__TASK REQUIREMENTS__. Could you extract every entry below and reproduce it exactly?

**** EXTRACTED DATA

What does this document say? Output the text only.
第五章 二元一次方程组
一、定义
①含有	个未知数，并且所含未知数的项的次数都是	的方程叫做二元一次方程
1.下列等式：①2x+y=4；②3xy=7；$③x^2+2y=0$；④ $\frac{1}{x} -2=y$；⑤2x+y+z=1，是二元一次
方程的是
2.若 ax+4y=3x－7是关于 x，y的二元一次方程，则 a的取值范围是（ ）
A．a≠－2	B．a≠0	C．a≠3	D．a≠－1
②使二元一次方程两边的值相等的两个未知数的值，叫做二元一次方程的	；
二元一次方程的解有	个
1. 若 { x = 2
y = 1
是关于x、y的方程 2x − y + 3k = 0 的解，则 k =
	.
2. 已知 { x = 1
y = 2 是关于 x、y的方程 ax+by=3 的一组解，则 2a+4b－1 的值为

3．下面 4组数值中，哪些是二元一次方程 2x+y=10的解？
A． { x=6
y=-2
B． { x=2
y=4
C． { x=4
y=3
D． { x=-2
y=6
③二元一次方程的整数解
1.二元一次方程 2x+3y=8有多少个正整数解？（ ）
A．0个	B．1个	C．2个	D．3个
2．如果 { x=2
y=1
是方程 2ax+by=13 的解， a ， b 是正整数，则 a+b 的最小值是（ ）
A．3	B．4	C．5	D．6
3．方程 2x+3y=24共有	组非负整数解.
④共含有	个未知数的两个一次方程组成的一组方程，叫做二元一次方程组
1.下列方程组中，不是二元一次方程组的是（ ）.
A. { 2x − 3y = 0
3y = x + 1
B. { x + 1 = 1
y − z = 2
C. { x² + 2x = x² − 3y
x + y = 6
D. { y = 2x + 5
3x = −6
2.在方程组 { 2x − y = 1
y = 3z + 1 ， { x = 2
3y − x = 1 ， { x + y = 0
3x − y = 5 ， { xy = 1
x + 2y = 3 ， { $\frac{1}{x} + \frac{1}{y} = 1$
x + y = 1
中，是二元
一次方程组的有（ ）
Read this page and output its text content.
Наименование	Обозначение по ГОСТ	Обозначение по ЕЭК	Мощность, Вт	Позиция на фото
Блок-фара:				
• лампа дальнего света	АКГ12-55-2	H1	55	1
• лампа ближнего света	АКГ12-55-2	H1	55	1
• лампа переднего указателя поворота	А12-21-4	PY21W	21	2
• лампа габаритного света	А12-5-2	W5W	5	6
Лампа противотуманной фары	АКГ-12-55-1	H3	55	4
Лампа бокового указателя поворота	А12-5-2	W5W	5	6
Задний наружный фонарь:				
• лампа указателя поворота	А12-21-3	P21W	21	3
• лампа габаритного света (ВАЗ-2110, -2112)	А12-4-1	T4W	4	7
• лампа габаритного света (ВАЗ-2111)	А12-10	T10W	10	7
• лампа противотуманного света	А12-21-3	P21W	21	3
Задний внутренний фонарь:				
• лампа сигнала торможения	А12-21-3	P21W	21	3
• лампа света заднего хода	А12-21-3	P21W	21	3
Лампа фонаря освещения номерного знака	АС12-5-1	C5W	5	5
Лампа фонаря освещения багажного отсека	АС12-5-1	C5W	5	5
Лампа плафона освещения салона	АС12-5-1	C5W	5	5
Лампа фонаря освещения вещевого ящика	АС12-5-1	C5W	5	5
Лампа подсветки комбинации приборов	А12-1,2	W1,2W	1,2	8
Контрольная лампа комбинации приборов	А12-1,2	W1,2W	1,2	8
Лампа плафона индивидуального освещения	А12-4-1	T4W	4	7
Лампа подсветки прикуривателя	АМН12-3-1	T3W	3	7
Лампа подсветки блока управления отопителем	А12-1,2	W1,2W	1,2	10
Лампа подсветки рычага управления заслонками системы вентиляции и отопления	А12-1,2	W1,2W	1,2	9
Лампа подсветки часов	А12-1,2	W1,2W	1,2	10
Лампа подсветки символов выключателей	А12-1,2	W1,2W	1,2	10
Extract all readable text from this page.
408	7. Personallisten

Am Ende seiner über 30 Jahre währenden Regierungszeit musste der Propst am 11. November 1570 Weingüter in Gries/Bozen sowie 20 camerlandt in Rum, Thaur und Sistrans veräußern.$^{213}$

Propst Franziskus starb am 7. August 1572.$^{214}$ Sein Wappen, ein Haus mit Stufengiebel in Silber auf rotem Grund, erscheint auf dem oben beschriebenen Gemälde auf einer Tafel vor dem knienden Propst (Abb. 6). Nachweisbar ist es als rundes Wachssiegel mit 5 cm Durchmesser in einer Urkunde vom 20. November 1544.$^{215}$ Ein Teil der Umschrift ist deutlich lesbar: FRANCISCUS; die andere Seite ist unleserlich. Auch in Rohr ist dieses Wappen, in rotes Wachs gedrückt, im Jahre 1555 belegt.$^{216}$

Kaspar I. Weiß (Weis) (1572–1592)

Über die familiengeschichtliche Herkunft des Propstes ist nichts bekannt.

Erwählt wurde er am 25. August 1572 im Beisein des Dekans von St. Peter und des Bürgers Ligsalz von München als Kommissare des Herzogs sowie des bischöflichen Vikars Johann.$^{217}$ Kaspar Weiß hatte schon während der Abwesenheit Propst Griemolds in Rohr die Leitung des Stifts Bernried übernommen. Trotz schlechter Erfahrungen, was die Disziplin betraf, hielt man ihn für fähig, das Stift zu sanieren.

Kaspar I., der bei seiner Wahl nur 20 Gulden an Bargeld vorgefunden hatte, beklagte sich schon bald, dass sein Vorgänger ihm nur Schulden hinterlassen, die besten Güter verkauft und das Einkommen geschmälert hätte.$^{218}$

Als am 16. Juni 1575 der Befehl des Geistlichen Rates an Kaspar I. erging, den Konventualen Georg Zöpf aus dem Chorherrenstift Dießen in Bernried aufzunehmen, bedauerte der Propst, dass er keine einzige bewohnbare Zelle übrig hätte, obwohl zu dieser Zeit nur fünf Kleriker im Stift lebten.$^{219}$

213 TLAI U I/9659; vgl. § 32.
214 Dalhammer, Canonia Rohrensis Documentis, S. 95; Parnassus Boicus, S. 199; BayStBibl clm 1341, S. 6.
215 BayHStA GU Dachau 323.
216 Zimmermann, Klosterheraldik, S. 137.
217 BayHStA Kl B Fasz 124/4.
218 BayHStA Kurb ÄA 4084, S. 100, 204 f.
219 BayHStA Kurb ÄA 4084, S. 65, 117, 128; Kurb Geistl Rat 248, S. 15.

********

__FINAL RESULT__.
What does this document say? Output the text only.
第五章 二元一次方程组
一、定义
①含有	个未知数，并且所含未知数的项的次数都是	的方程叫做二元一次方程
1.下列等式：①2x+y=4；②3xy=7；$③x^2+2y=0$；④ $\frac{1}{x} -2=y$；⑤2x+y+z=1，是二元一次
方程的是
2.若 ax+4y=3x－7是关于 x，y的二元一次方程，则 a的取值范围是（ ）
A．a≠－2	B．a≠0	C．a≠3	D．a≠－1
②使二元一次方程两边的值相等的两个未知数的值，叫做二元一次方程的	；
二元一次方程的解有	个
1. 若 { x = 2
y = 1
是关于x、y的方程 2x − y + 3k = 0 的解，则 k =
	.
2. 已知 { x = 1
y = 2 是关于 x、y的方程 ax+by=3 的一组解，则 2a+4b－1 的值为

3．下面 4组数值中，哪些是二元一次方程 2x+y=10的解？
A． { x=6
y=-2
B． { x=2
y=4
C． { x=4
y=3
D． { x=-2
y=6
③二元一次方程的整数解
1.二元一次方程 2x+3y=8有多少个正整数解？（ ）
A．0个	B．1个	C．2个	D．3个
2．如果 { x=2
y=1
是方程 2ax+by=13 的解， a ， b 是正整数，则 a+b 的最小值是（ ）
A．3	B．4	C．5	D．6
3．方程 2x+3y=24共有	组非负整数解.
④共含有	个未知数的两个一次方程组成的一组方程，叫做二元一次方程组
1.下列方程组中，不是二元一次方程组的是（ ）.
A. { 2x − 3y = 0
3y = x + 1
B. { x + 1 = 1
y − z = 2
C. { x² + 2x = x² − 3y
x + y = 6
D. { y = 2x + 5
3x = −6
2.在方程组 { 2x − y = 1
y = 3z + 1 ， { x = 2
3y − x = 1 ， { x + y = 0
3x − y = 5 ， { xy = 1
x + 2y = 3 ， { $\frac{1}{x} + \frac{1}{y} = 1$
x + y = 1
中，是二元
一次方程组的有（ ）
Read this page and output its text content.
Наименование	Обозначение по ГОСТ	Обозначение по ЕЭК	Мощность, Вт	Позиция на фото
Блок-фара:				
• лампа дальнего света	АКГ12-55-2	H1	55	1
• лампа ближнего света	АКГ12-55-2	H1	55	1
• лампа переднего указателя поворота	А12-21-4	PY21W	21	2
• лампа габаритного света	А12-5-2	W5W	5	6
Лампа противотуманной фары	АКГ-12-55-1	H3	55	4
Лампа бокового указателя поворота	А12-5-2	W5W	5	6
Задний наружный фонарь:				
• лампа указателя поворота	А12-21-3	P21W	21	3
• лампа габаритного света (ВАЗ-2110, -2112)	А12-4-1	T4W	4	7
• лампа габаритного света (ВАЗ-2111)	А12-10	T10W	10	7
• лампа противотуманного света	А12-21-3	P21W	21	3
Задний внутренний фонарь:				
• лампа сигнала торможения	А12-21-3	P21W	21	3
• лампа света заднего хода	А12-21-3	P21W	21	3
Лампа фонаря освещения номерного знака	АС12-5-1	C5W	5	5
Лампа фонаря освещения багажного отсека	АС12-5-1	C5W	5	5
Лампа плафона освещения салона	АС12-5-1	C5W	5	5
Лампа фонаря освещения вещевого ящика	АС12-5-1	C5W	5	5
Лампа подсветки комбинации приборов	А12-1,2	W1,2W	1,2	8
Контрольная лампа комбинации приборов	А12-1,2	W1,2W	1,2	8
Лампа плафона индивидуального освещения	А12-4-1	T4W	4	7
Лампа подсветки прикуривателя	АМН12-3-1	T3W	3	7
Лампа подсветки блока управления отопителем	А12-1,2	W1,2W	1,2	10
Лампа подсветки рычага управления заслонками системы вентиляции и отопления	А12-1,2	W1,2W	1,2	9
Лампа подсветки часов	А12-1,2	W1,2W	1,2	10
Лампа подсветки символов выключателей	А12-1,2	W1,2W	1,2	10
Extract all readable text from this page.
408	7. Personallisten

Am Ende seiner über 30 Jahre währenden Regierungszeit musste der Propst am 11. November 1570 Weingüter in Gries/Bozen sowie 20 camerlandt in Rum, Thaur und Sistrans veräußern.$^{213}$

Propst Franziskus starb am 7. August 1572.$^{214}$ Sein Wappen, ein Haus mit Stufengiebel in Silber auf rotem Grund, erscheint auf dem oben beschriebenen Gemälde auf einer Tafel vor dem knienden Propst (Abb. 6). Nachweisbar ist es als rundes Wachssiegel mit 5 cm Durchmesser in einer Urkunde vom 20. November 1544.$^{215}$ Ein Teil der Umschrift ist deutlich lesbar: FRANCISCUS; die andere Seite ist unleserlich. Auch in Rohr ist dieses Wappen, in rotes Wachs gedrückt, im Jahre 1555 belegt.$^{216}$

Kaspar I. Weiß (Weis) (1572–1592)

Über die familiengeschichtliche Herkunft des Propstes ist nichts bekannt.

Erwählt wurde er am 25. August 1572 im Beisein des Dekans von St. Peter und des Bürgers Ligsalz von München als Kommissare des Herzogs sowie des bischöflichen Vikars Johann.$^{217}$ Kaspar Weiß hatte schon während der Abwesenheit Propst Griemolds in Rohr die Leitung des Stifts Bernried übernommen. Trotz schlechter Erfahrungen, was die Disziplin betraf, hielt man ihn für fähig, das Stift zu sanieren.

Kaspar I., der bei seiner Wahl nur 20 Gulden an Bargeld vorgefunden hatte, beklagte sich schon bald, dass sein Vorgänger ihm nur Schulden hinterlassen, die besten Güter verkauft und das Einkommen geschmälert hätte.$^{218}$

Als am 16. Juni 1575 der Befehl des Geistlichen Rates an Kaspar I. erging, den Konventualen Georg Zöpf aus dem Chorherrenstift Dießen in Bernried aufzunehmen, bedauerte der Propst, dass er keine einzige bewohnbare Zelle übrig hätte, obwohl zu dieser Zeit nur fünf Kleriker im Stift lebten.$^{219}$

213 TLAI U I/9659; vgl. § 32.
214 Dalhammer, Canonia Rohrensis Documentis, S. 95; Parnassus Boicus, S. 199; BayStBibl clm 1341, S. 6.
215 BayHStA GU Dachau 323.
216 Zimmermann, Klosterheraldik, S. 137.
217 BayHStA Kl B Fasz 124/4.
218 BayHStA Kurb ÄA 4084, S. 100, 204 f.
219 BayHStA Kurb ÄA 4084, S. 65, 117, 128; Kurb Geistl Rat 248, S. 15.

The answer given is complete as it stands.